* begin Material for the task *
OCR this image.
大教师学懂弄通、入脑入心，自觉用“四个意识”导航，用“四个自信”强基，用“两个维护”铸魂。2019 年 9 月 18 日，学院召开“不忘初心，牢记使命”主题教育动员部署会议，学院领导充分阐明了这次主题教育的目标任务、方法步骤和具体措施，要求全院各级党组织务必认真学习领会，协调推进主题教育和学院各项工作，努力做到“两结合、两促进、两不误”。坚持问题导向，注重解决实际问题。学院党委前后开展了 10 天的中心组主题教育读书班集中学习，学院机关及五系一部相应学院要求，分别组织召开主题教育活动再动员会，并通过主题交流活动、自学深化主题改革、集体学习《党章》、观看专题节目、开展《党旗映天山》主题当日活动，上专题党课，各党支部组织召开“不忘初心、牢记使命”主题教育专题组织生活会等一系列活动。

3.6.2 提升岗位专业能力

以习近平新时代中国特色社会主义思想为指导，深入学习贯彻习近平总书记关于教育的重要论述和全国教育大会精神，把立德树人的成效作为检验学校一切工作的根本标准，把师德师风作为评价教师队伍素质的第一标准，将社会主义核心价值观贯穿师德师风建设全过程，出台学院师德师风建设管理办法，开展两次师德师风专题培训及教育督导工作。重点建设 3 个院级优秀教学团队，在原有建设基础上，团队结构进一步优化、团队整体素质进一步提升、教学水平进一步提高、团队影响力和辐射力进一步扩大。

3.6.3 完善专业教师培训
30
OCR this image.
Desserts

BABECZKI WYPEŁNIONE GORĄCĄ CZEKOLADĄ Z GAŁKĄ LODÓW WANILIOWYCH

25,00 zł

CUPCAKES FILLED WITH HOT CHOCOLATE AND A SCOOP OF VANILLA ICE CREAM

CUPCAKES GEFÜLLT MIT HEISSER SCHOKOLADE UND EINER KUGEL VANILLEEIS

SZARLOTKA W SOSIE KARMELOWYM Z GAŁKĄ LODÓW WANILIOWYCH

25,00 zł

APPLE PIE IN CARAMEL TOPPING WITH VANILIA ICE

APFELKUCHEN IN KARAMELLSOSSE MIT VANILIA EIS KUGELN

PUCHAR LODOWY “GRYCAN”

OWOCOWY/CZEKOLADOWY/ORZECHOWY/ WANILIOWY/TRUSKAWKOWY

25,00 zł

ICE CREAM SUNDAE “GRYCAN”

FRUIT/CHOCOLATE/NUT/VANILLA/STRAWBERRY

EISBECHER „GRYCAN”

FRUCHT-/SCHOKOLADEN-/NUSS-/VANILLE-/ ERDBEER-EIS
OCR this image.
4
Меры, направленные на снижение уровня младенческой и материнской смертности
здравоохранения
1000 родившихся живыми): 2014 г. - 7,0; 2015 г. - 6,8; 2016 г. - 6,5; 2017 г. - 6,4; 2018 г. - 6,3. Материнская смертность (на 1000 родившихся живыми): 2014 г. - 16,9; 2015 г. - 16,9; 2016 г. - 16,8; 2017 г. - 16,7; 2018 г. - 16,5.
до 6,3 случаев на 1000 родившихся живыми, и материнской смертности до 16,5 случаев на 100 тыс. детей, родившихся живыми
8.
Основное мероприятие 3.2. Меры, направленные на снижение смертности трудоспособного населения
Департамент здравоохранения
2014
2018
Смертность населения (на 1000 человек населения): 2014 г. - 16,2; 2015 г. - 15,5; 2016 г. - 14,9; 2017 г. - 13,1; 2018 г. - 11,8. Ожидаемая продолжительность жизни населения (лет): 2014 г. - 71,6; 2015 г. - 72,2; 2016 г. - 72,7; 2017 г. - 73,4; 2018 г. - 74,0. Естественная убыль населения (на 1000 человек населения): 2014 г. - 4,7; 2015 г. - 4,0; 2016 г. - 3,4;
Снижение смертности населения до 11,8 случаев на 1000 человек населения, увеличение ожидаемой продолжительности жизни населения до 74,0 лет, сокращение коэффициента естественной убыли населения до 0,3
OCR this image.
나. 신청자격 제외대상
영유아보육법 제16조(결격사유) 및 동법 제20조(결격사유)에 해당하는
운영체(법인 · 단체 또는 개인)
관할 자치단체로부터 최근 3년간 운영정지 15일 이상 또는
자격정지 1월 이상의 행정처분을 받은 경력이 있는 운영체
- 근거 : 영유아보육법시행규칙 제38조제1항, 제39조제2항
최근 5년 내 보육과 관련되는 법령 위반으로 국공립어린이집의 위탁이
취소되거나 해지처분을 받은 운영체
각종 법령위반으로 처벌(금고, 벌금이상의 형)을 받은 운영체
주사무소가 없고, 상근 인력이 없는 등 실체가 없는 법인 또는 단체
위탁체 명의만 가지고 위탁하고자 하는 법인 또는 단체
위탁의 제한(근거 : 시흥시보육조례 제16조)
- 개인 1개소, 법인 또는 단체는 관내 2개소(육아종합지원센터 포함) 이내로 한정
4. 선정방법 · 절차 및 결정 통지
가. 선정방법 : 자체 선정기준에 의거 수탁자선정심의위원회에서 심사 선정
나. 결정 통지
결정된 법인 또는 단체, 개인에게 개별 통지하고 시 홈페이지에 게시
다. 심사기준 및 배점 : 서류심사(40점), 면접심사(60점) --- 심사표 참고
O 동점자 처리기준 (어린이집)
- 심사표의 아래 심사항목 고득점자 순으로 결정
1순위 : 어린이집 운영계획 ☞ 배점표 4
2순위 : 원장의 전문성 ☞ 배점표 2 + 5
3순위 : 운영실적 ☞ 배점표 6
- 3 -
* end Material for the task *
▸ Task to carry out: Make a verbatim copy of every entry shown above.

▸ Task output:
OCR this image.
大教师学懂弄通、入脑入心，自觉用“四个意识”导航，用“四个自信”强基，用“两个维护”铸魂。2019 年 9 月 18 日，学院召开“不忘初心，牢记使命”主题教育动员部署会议，学院领导充分阐明了这次主题教育的目标任务、方法步骤和具体措施，要求全院各级党组织务必认真学习领会，协调推进主题教育和学院各项工作，努力做到“两结合、两促进、两不误”。坚持问题导向，注重解决实际问题。学院党委前后开展了 10 天的中心组主题教育读书班集中学习，学院机关及五系一部相应学院要求，分别组织召开主题教育活动再动员会，并通过主题交流活动、自学深化主题改革、集体学习《党章》、观看专题节目、开展《党旗映天山》主题当日活动，上专题党课，各党支部组织召开“不忘初心、牢记使命”主题教育专题组织生活会等一系列活动。

3.6.2 提升岗位专业能力

以习近平新时代中国特色社会主义思想为指导，深入学习贯彻习近平总书记关于教育的重要论述和全国教育大会精神，把立德树人的成效作为检验学校一切工作的根本标准，把师德师风作为评价教师队伍素质的第一标准，将社会主义核心价值观贯穿师德师风建设全过程，出台学院师德师风建设管理办法，开展两次师德师风专题培训及教育督导工作。重点建设 3 个院级优秀教学团队，在原有建设基础上，团队结构进一步优化、团队整体素质进一步提升、教学水平进一步提高、团队影响力和辐射力进一步扩大。

3.6.3 完善专业教师培训
30
OCR this image.
Desserts

BABECZKI WYPEŁNIONE GORĄCĄ CZEKOLADĄ Z GAŁKĄ LODÓW WANILIOWYCH

25,00 zł

CUPCAKES FILLED WITH HOT CHOCOLATE AND A SCOOP OF VANILLA ICE CREAM

CUPCAKES GEFÜLLT MIT HEISSER SCHOKOLADE UND EINER KUGEL VANILLEEIS

SZARLOTKA W SOSIE KARMELOWYM Z GAŁKĄ LODÓW WANILIOWYCH

25,00 zł

APPLE PIE IN CARAMEL TOPPING WITH VANILIA ICE

APFELKUCHEN IN KARAMELLSOSSE MIT VANILIA EIS KUGELN

PUCHAR LODOWY “GRYCAN”

OWOCOWY/CZEKOLADOWY/ORZECHOWY/ WANILIOWY/TRUSKAWKOWY

25,00 zł

ICE CREAM SUNDAE “GRYCAN”

FRUIT/CHOCOLATE/NUT/VANILLA/STRAWBERRY

EISBECHER „GRYCAN”

FRUCHT-/SCHOKOLADEN-/NUSS-/VANILLE-/ ERDBEER-EIS
OCR this image.
4
Меры, направленные на снижение уровня младенческой и материнской смертности
здравоохранения
1000 родившихся живыми): 2014 г. - 7,0; 2015 г. - 6,8; 2016 г. - 6,5; 2017 г. - 6,4; 2018 г. - 6,3. Материнская смертность (на 1000 родившихся живыми): 2014 г. - 16,9; 2015 г. - 16,9; 2016 г. - 16,8; 2017 г. - 16,7; 2018 г. - 16,5.
до 6,3 случаев на 1000 родившихся живыми, и материнской смертности до 16,5 случаев на 100 тыс. детей, родившихся живыми
8.
Основное мероприятие 3.2. Меры, направленные на снижение смертности трудоспособного населения
Департамент здравоохранения
2014
2018
Смертность населения (на 1000 человек населения): 2014 г. - 16,2; 2015 г. - 15,5; 2016 г. - 14,9; 2017 г. - 13,1; 2018 г. - 11,8. Ожидаемая продолжительность жизни населения (лет): 2014 г. - 71,6; 2015 г. - 72,2; 2016 г. - 72,7; 2017 г. - 73,4; 2018 г. - 74,0. Естественная убыль населения (на 1000 человек населения): 2014 г. - 4,7; 2015 г. - 4,0; 2016 г. - 3,4;
Снижение смертности населения до 11,8 случаев на 1000 человек населения, увеличение ожидаемой продолжительности жизни населения до 74,0 лет, сокращение коэффициента естественной убыли населения до 0,3
OCR this image.
나. 신청자격 제외대상
영유아보육법 제16조(결격사유) 및 동법 제20조(결격사유)에 해당하는
운영체(법인 · 단체 또는 개인)
관할 자치단체로부터 최근 3년간 운영정지 15일 이상 또는
자격정지 1월 이상의 행정처분을 받은 경력이 있는 운영체
- 근거 : 영유아보육법시행규칙 제38조제1항, 제39조제2항
최근 5년 내 보육과 관련되는 법령 위반으로 국공립어린이집의 위탁이
취소되거나 해지처분을 받은 운영체
각종 법령위반으로 처벌(금고, 벌금이상의 형)을 받은 운영체
주사무소가 없고, 상근 인력이 없는 등 실체가 없는 법인 또는 단체
위탁체 명의만 가지고 위탁하고자 하는 법인 또는 단체
위탁의 제한(근거 : 시흥시보육조례 제16조)
- 개인 1개소, 법인 또는 단체는 관내 2개소(육아종합지원센터 포함) 이내로 한정
4. 선정방법 · 절차 및 결정 통지
가. 선정방법 : 자체 선정기준에 의거 수탁자선정심의위원회에서 심사 선정
나. 결정 통지
결정된 법인 또는 단체, 개인에게 개별 통지하고 시 홈페이지에 게시
다. 심사기준 및 배점 : 서류심사(40점), 면접심사(60점) --- 심사표 참고
O 동점자 처리기준 (어린이집)
- 심사표의 아래 심사항목 고득점자 순으로 결정
1순위 : 어린이집 운영계획 ☞ 배점표 4
2순위 : 원장의 전문성 ☞ 배점표 2 + 5
3순위 : 운영실적 ☞ 배점표 6
- 3 -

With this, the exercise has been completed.